» Material for this exercise
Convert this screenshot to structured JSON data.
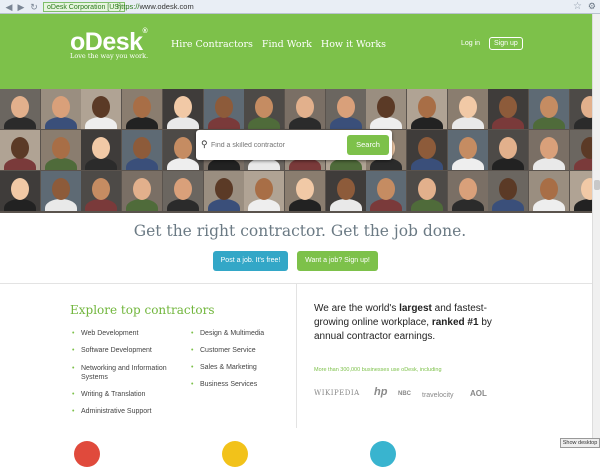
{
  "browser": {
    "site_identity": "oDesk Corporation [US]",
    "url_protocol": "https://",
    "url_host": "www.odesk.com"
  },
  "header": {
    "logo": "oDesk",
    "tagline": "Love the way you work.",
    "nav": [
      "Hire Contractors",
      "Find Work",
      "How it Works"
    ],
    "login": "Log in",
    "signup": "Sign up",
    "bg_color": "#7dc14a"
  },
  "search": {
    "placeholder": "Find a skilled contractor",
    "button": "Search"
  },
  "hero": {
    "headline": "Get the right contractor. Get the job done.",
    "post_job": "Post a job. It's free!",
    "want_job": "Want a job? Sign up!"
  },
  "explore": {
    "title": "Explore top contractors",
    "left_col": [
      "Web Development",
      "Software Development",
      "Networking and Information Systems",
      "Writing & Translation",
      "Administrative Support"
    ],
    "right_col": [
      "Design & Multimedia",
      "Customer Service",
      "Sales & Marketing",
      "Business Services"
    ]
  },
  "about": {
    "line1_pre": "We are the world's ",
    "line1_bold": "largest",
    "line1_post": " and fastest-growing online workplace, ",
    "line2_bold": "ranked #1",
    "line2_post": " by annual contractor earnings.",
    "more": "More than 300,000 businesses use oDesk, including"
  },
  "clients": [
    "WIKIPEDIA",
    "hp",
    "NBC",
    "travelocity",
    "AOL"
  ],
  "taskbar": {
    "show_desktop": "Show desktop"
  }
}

» Your task
Print all entries exactly. The images do not belong in the copy.

» Response below
Convert this screenshot to structured JSON data.
{
  "browser": {
    "site_identity": "oDesk Corporation [US]",
    "url_protocol": "https://",
    "url_host": "www.odesk.com"
  },
  "header": {
    "logo": "oDesk",
    "tagline": "Love the way you work.",
    "nav": [
      "Hire Contractors",
      "Find Work",
      "How it Works"
    ],
    "login": "Log in",
    "signup": "Sign up",
    "bg_color": "#7dc14a"
  },
  "search": {
    "placeholder": "Find a skilled contractor",
    "button": "Search"
  },
  "hero": {
    "headline": "Get the right contractor. Get the job done.",
    "post_job": "Post a job. It's free!",
    "want_job": "Want a job? Sign up!"
  },
  "explore": {
    "title": "Explore top contractors",
    "left_col": [
      "Web Development",
      "Software Development",
      "Networking and Information Systems",
      "Writing & Translation",
      "Administrative Support"
    ],
    "right_col": [
      "Design & Multimedia",
      "Customer Service",
      "Sales & Marketing",
      "Business Services"
    ]
  },
  "about": {
    "line1_pre": "We are the world's ",
    "line1_bold": "largest",
    "line1_post": " and fastest-growing online workplace, ",
    "line2_bold": "ranked #1",
    "line2_post": " by annual contractor earnings.",
    "more": "More than 300,000 businesses use oDesk, including"
  },
  "clients": [
    "WIKIPEDIA",
    "hp",
    "NBC",
    "travelocity",
    "AOL"
  ],
  "taskbar": {
    "show_desktop": "Show desktop"
  }
}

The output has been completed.